◆ TASK TO COMPLETE: Restate the listing that follows word for word, without its pictures.

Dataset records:
-- start --
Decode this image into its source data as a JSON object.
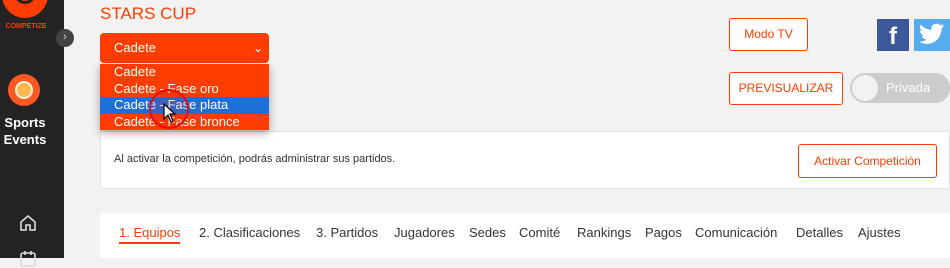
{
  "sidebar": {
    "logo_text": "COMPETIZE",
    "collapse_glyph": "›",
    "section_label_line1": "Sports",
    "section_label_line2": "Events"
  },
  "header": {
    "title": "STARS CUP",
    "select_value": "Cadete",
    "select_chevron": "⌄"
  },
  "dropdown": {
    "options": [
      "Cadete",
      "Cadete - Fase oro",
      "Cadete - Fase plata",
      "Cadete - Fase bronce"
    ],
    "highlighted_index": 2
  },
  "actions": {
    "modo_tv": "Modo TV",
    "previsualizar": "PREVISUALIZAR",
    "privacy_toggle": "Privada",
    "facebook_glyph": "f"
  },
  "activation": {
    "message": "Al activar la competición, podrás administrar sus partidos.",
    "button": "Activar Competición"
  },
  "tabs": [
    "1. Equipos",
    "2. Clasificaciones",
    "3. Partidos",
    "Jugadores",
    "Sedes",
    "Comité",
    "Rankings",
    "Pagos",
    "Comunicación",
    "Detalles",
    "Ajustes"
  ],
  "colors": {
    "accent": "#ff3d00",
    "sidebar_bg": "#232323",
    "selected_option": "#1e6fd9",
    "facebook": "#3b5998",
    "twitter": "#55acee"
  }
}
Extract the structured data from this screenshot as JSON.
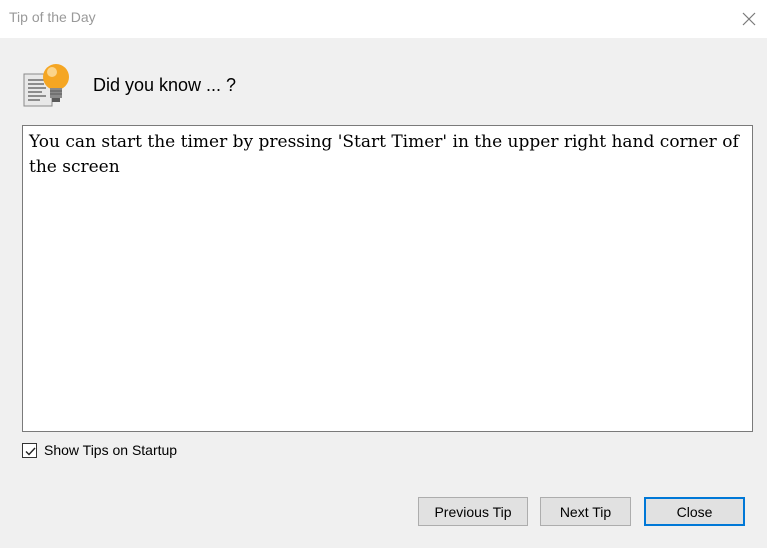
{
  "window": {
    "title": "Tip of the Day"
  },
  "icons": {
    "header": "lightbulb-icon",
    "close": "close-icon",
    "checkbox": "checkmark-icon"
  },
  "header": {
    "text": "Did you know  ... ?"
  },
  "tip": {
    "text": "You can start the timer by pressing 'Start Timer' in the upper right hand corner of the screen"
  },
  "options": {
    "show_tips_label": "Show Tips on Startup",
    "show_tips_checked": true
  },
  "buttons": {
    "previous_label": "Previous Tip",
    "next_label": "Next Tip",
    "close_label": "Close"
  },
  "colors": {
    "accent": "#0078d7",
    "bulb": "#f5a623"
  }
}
-- end --
◆ RESPONSE TO THE TASK:
Decode this image into its source data as a JSON object.
{
  "sidebar": {
    "logo_text": "COMPETIZE",
    "collapse_glyph": "›",
    "section_label_line1": "Sports",
    "section_label_line2": "Events"
  },
  "header": {
    "title": "STARS CUP",
    "select_value": "Cadete",
    "select_chevron": "⌄"
  },
  "dropdown": {
    "options": [
      "Cadete",
      "Cadete - Fase oro",
      "Cadete - Fase plata",
      "Cadete - Fase bronce"
    ],
    "highlighted_index": 2
  },
  "actions": {
    "modo_tv": "Modo TV",
    "previsualizar": "PREVISUALIZAR",
    "privacy_toggle": "Privada",
    "facebook_glyph": "f"
  },
  "activation": {
    "message": "Al activar la competición, podrás administrar sus partidos.",
    "button": "Activar Competición"
  },
  "tabs": [
    "1. Equipos",
    "2. Clasificaciones",
    "3. Partidos",
    "Jugadores",
    "Sedes",
    "Comité",
    "Rankings",
    "Pagos",
    "Comunicación",
    "Detalles",
    "Ajustes"
  ],
  "colors": {
    "accent": "#ff3d00",
    "sidebar_bg": "#232323",
    "selected_option": "#1e6fd9",
    "facebook": "#3b5998",
    "twitter": "#55acee"
  }
}
Extract the structured data from this screenshot as JSON.
{
  "window": {
    "title": "Tip of the Day"
  },
  "icons": {
    "header": "lightbulb-icon",
    "close": "close-icon",
    "checkbox": "checkmark-icon"
  },
  "header": {
    "text": "Did you know  ... ?"
  },
  "tip": {
    "text": "You can start the timer by pressing 'Start Timer' in the upper right hand corner of the screen"
  },
  "options": {
    "show_tips_label": "Show Tips on Startup",
    "show_tips_checked": true
  },
  "buttons": {
    "previous_label": "Previous Tip",
    "next_label": "Next Tip",
    "close_label": "Close"
  },
  "colors": {
    "accent": "#0078d7",
    "bulb": "#f5a623"
  }
}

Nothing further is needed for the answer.